* start Data extract *

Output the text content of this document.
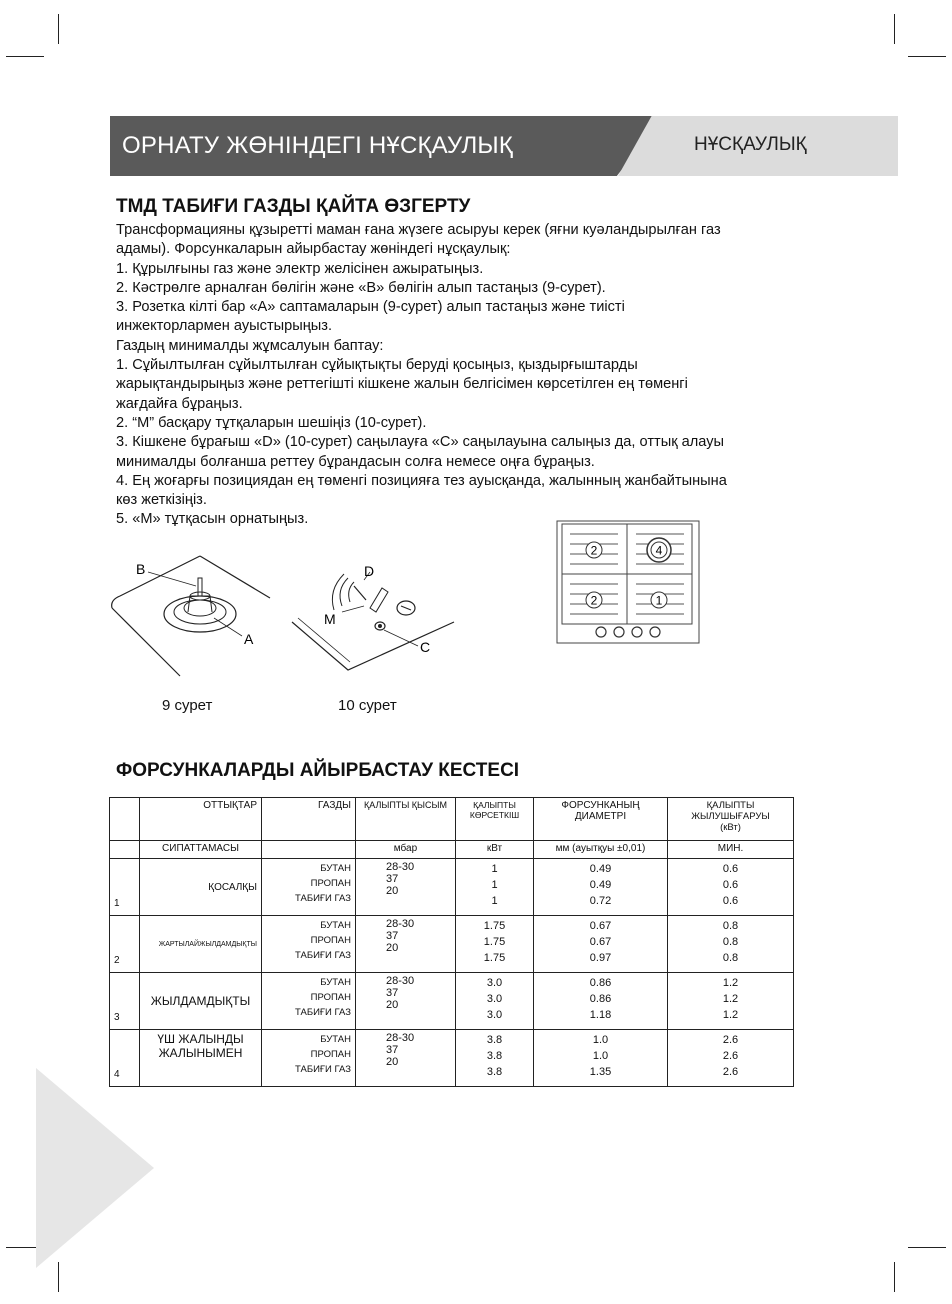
ОРНАТУ ЖӨНІНДЕГІ НҰСҚАУЛЫҚ	НҰСҚАУЛЫҚ
ТМД ТАБИҒИ ГАЗДЫ ҚАЙТА ӨЗГЕРТУ
Трансформацияны құзыретті маман ғана жүзеге асыруы керек (яғни куәландырылған газ
адамы). Форсункаларын айырбастау жөніндегі нұсқаулық:
1. Құрылғыны газ және электр желісінен ажыратыңыз.
2. Кәстрөлге арналған бөлігін және «В» бөлігін алып тастаңыз (9-сурет).
3. Розетка кілті бар «А» саптамаларын (9-сурет) алып тастаңыз және тиісті
инжекторлармен ауыстырыңыз.
Газдың минималды жұмсалуын баптау:
1. Сұйылтылған сұйылтылған сұйықтықты беруді қосыңыз, қыздырғыштарды
жарықтандырыңыз және реттегішті кішкене жалын белгісімен көрсетілген ең төменгі
жағдайға бұраңыз.
2. “М” басқару тұтқаларын шешіңіз (10-сурет).
3. Кішкене бұрағыш «D» (10-сурет) саңылауға «С» саңылауына салыңыз да, оттық алауы
минималды болғанша реттеу бұрандасын солға немесе оңға бұраңыз.
4. Ең жоғарғы позициядан ең төменгі позицияға тез ауысқанда, жалынның жанбайтынына
көз жеткізіңіз.
5. «М» тұтқасын орнатыңыз.
B
A
9 сурет
D
M
C
10 сурет
2	4
2	1
ФОРСУНКАЛАРДЫ АЙЫРБАСТАУ КЕСТЕСІ
	ОТТЫҚТАР	ГАЗДЫ	ҚАЛЫПТЫ ҚЫСЫМ	ҚАЛЫПТЫ КӨРСЕТКІШ	ФОРСУНКАНЫҢ ДИАМЕТРІ	ҚАЛЫПТЫ ЖЫЛУШЫҒАРУЫ
(кВт)

	СИПАТТАМАСЫ		мбар	кВт	мм (ауытқуы ±0,01)	МИН.
1	ҚОСАЛҚЫ	БУТАН
ПРОПАН
ТАБИҒИ ГАЗ	28-30
37
20	1
1
1	0.49
0.49
0.72	0.6
0.6
0.6
2	ЖАРТЫЛАЙЖЫЛДАМДЫҚТЫ	БУТАН
ПРОПАН
ТАБИҒИ ГАЗ	28-30
37
20	1.75
1.75
1.75	0.67
0.67
0.97	0.8
0.8
0.8
3	ЖЫЛДАМДЫҚТЫ	БУТАН
ПРОПАН
ТАБИҒИ ГАЗ	28-30
37
20	3.0
3.0
3.0	0.86
0.86
1.18	1.2
1.2
1.2
4	ҮШ ЖАЛЫНДЫ ЖАЛЫНЫМЕН	БУТАН
ПРОПАН
ТАБИҒИ ГАЗ	28-30
37
20	3.8
3.8
3.8	1.0
1.0
1.35	2.6
2.6
2.6
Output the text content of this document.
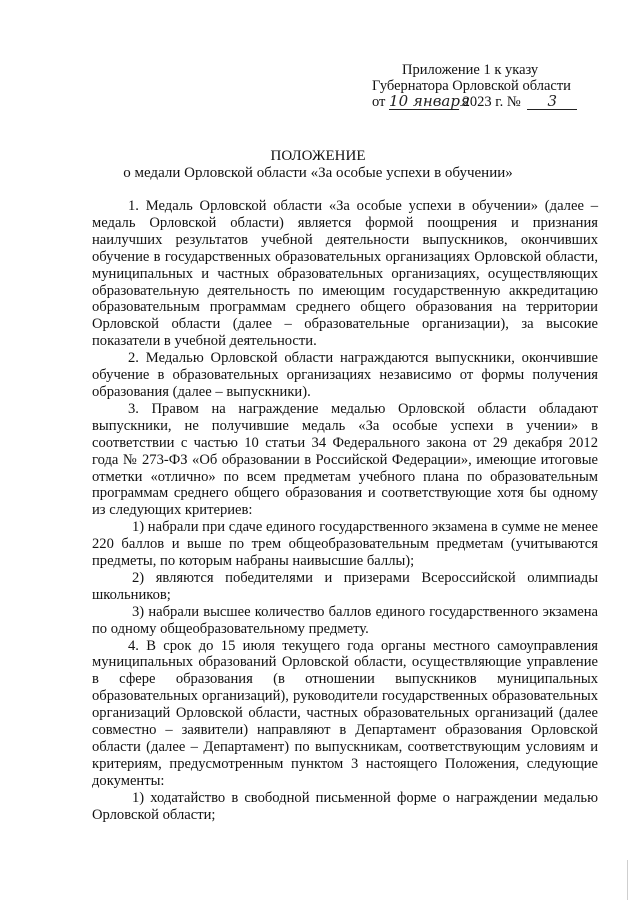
Приложение 1 к указу
Губернатора Орловской области
от 10 января 2023 г. № 3
ПОЛОЖЕНИЕ
о медали Орловской области «За особые успехи в обучении»

1. Медаль Орловской области «За особые успехи в обучении» (далее – медаль Орловской области) является формой поощрения и признания наилучших результатов учебной деятельности выпускников, окончивших обучение в государственных образовательных организациях Орловской области, муниципальных и частных образовательных организациях, осуществляющих образовательную деятельность по имеющим государственную аккредитацию образовательным программам среднего общего образования на территории Орловской области (далее – образовательные организации), за высокие показатели в учебной деятельности.

2. Медалью Орловской области награждаются выпускники, окончившие обучение в образовательных организациях независимо от формы получения образования (далее – выпускники).

3. Правом на награждение медалью Орловской области обладают выпускники, не получившие медаль «За особые успехи в учении» в соответствии с частью 10 статьи 34 Федерального закона от 29 декабря 2012 года № 273-ФЗ «Об образовании в Российской Федерации», имеющие итоговые отметки «отлично» по всем предметам учебного плана по образовательным программам среднего общего образования и соответствующие хотя бы одному из следующих критериев:

1) набрали при сдаче единого государственного экзамена в сумме не менее 220 баллов и выше по трем общеобразовательным предметам (учитываются предметы, по которым набраны наивысшие баллы);

2) являются победителями и призерами Всероссийской олимпиады школьников;

3) набрали высшее количество баллов единого государственного экзамена по одному общеобразовательному предмету.

4. В срок до 15 июля текущего года органы местного самоуправления муниципальных образований Орловской области, осуществляющие управление в сфере образования (в отношении выпускников муниципальных образовательных организаций), руководители государственных образовательных организаций Орловской области, частных образовательных организаций (далее совместно – заявители) направляют в Департамент образования Орловской области (далее – Департамент) по выпускникам, соответствующим условиям и критериям, предусмотренным пунктом 3 настоящего Положения, следующие документы:

1) ходатайство в свободной письменной форме о награждении медалью Орловской области;
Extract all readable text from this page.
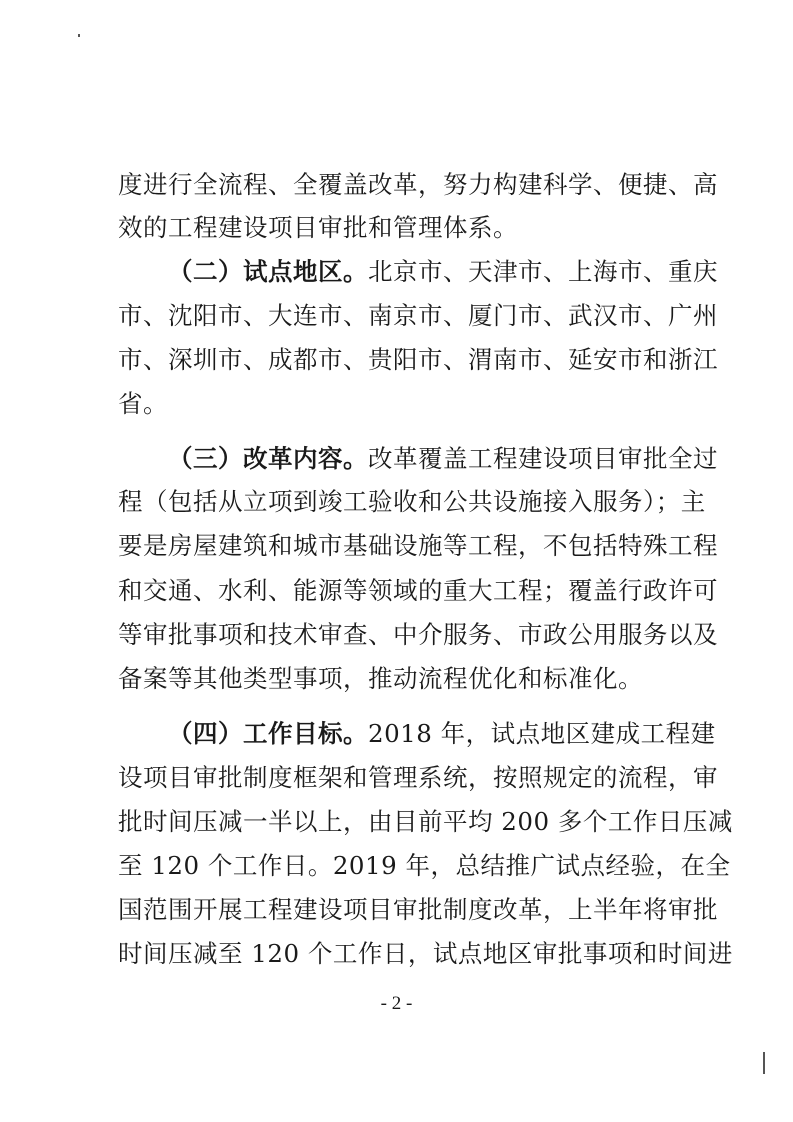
度进行全流程、全覆盖改革，努力构建科学、便捷、高
效的工程建设项目审批和管理体系。
（二）试点地区。北京市、天津市、上海市、重庆
市、沈阳市、大连市、南京市、厦门市、武汉市、广州
市、深圳市、成都市、贵阳市、渭南市、延安市和浙江
省。
（三）改革内容。改革覆盖工程建设项目审批全过
程（包括从立项到竣工验收和公共设施接入服务）；主
要是房屋建筑和城市基础设施等工程，不包括特殊工程
和交通、水利、能源等领域的重大工程；覆盖行政许可
等审批事项和技术审查、中介服务、市政公用服务以及
备案等其他类型事项，推动流程优化和标准化。
（四）工作目标。2018 年，试点地区建成工程建
设项目审批制度框架和管理系统，按照规定的流程，审
批时间压减一半以上，由目前平均 200 多个工作日压减
至 120 个工作日。2019 年，总结推广试点经验，在全
国范围开展工程建设项目审批制度改革，上半年将审批
时间压减至 120 个工作日，试点地区审批事项和时间进
- 2 -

* end Data extract *

• Problem details: Omit every picture, and otherwise quote the entries exactly.

• Written reply:
Output the text content of this document.
ОРНАТУ ЖӨНІНДЕГІ НҰСҚАУЛЫҚ	НҰСҚАУЛЫҚ
ТМД ТАБИҒИ ГАЗДЫ ҚАЙТА ӨЗГЕРТУ
Трансформацияны құзыретті маман ғана жүзеге асыруы керек (яғни куәландырылған газ
адамы). Форсункаларын айырбастау жөніндегі нұсқаулық:
1. Құрылғыны газ және электр желісінен ажыратыңыз.
2. Кәстрөлге арналған бөлігін және «В» бөлігін алып тастаңыз (9-сурет).
3. Розетка кілті бар «А» саптамаларын (9-сурет) алып тастаңыз және тиісті
инжекторлармен ауыстырыңыз.
Газдың минималды жұмсалуын баптау:
1. Сұйылтылған сұйылтылған сұйықтықты беруді қосыңыз, қыздырғыштарды
жарықтандырыңыз және реттегішті кішкене жалын белгісімен көрсетілген ең төменгі
жағдайға бұраңыз.
2. “М” басқару тұтқаларын шешіңіз (10-сурет).
3. Кішкене бұрағыш «D» (10-сурет) саңылауға «С» саңылауына салыңыз да, оттық алауы
минималды болғанша реттеу бұрандасын солға немесе оңға бұраңыз.
4. Ең жоғарғы позициядан ең төменгі позицияға тез ауысқанда, жалынның жанбайтынына
көз жеткізіңіз.
5. «М» тұтқасын орнатыңыз.
B
A
9 сурет
D
M
C
10 сурет
2	4
2	1
ФОРСУНКАЛАРДЫ АЙЫРБАСТАУ КЕСТЕСІ
	ОТТЫҚТАР	ГАЗДЫ	ҚАЛЫПТЫ ҚЫСЫМ	ҚАЛЫПТЫ КӨРСЕТКІШ	ФОРСУНКАНЫҢ ДИАМЕТРІ	ҚАЛЫПТЫ ЖЫЛУШЫҒАРУЫ
(кВт)

	СИПАТТАМАСЫ		мбар	кВт	мм (ауытқуы ±0,01)	МИН.
1	ҚОСАЛҚЫ	БУТАН
ПРОПАН
ТАБИҒИ ГАЗ	28-30
37
20	1
1
1	0.49
0.49
0.72	0.6
0.6
0.6
2	ЖАРТЫЛАЙЖЫЛДАМДЫҚТЫ	БУТАН
ПРОПАН
ТАБИҒИ ГАЗ	28-30
37
20	1.75
1.75
1.75	0.67
0.67
0.97	0.8
0.8
0.8
3	ЖЫЛДАМДЫҚТЫ	БУТАН
ПРОПАН
ТАБИҒИ ГАЗ	28-30
37
20	3.0
3.0
3.0	0.86
0.86
1.18	1.2
1.2
1.2
4	ҮШ ЖАЛЫНДЫ ЖАЛЫНЫМЕН	БУТАН
ПРОПАН
ТАБИҒИ ГАЗ	28-30
37
20	3.8
3.8
3.8	1.0
1.0
1.35	2.6
2.6
2.6
Output the text content of this document.
Приложение 1 к указу
Губернатора Орловской области
от 10 января 2023 г. № 3
ПОЛОЖЕНИЕ
о медали Орловской области «За особые успехи в обучении»

1. Медаль Орловской области «За особые успехи в обучении» (далее – медаль Орловской области) является формой поощрения и признания наилучших результатов учебной деятельности выпускников, окончивших обучение в государственных образовательных организациях Орловской области, муниципальных и частных образовательных организациях, осуществляющих образовательную деятельность по имеющим государственную аккредитацию образовательным программам среднего общего образования на территории Орловской области (далее – образовательные организации), за высокие показатели в учебной деятельности.

2. Медалью Орловской области награждаются выпускники, окончившие обучение в образовательных организациях независимо от формы получения образования (далее – выпускники).

3. Правом на награждение медалью Орловской области обладают выпускники, не получившие медаль «За особые успехи в учении» в соответствии с частью 10 статьи 34 Федерального закона от 29 декабря 2012 года № 273-ФЗ «Об образовании в Российской Федерации», имеющие итоговые отметки «отлично» по всем предметам учебного плана по образовательным программам среднего общего образования и соответствующие хотя бы одному из следующих критериев:

1) набрали при сдаче единого государственного экзамена в сумме не менее 220 баллов и выше по трем общеобразовательным предметам (учитываются предметы, по которым набраны наивысшие баллы);

2) являются победителями и призерами Всероссийской олимпиады школьников;

3) набрали высшее количество баллов единого государственного экзамена по одному общеобразовательному предмету.

4. В срок до 15 июля текущего года органы местного самоуправления муниципальных образований Орловской области, осуществляющие управление в сфере образования (в отношении выпускников муниципальных образовательных организаций), руководители государственных образовательных организаций Орловской области, частных образовательных организаций (далее совместно – заявители) направляют в Департамент образования Орловской области (далее – Департамент) по выпускникам, соответствующим условиям и критериям, предусмотренным пунктом 3 настоящего Положения, следующие документы:

1) ходатайство в свободной письменной форме о награждении медалью Орловской области;
Extract all readable text from this page.
度进行全流程、全覆盖改革，努力构建科学、便捷、高
效的工程建设项目审批和管理体系。
（二）试点地区。北京市、天津市、上海市、重庆
市、沈阳市、大连市、南京市、厦门市、武汉市、广州
市、深圳市、成都市、贵阳市、渭南市、延安市和浙江
省。
（三）改革内容。改革覆盖工程建设项目审批全过
程（包括从立项到竣工验收和公共设施接入服务）；主
要是房屋建筑和城市基础设施等工程，不包括特殊工程
和交通、水利、能源等领域的重大工程；覆盖行政许可
等审批事项和技术审查、中介服务、市政公用服务以及
备案等其他类型事项，推动流程优化和标准化。
（四）工作目标。2018 年，试点地区建成工程建
设项目审批制度框架和管理系统，按照规定的流程，审
批时间压减一半以上，由目前平均 200 多个工作日压减
至 120 个工作日。2019 年，总结推广试点经验，在全
国范围开展工程建设项目审批制度改革，上半年将审批
时间压减至 120 个工作日，试点地区审批事项和时间进
- 2 -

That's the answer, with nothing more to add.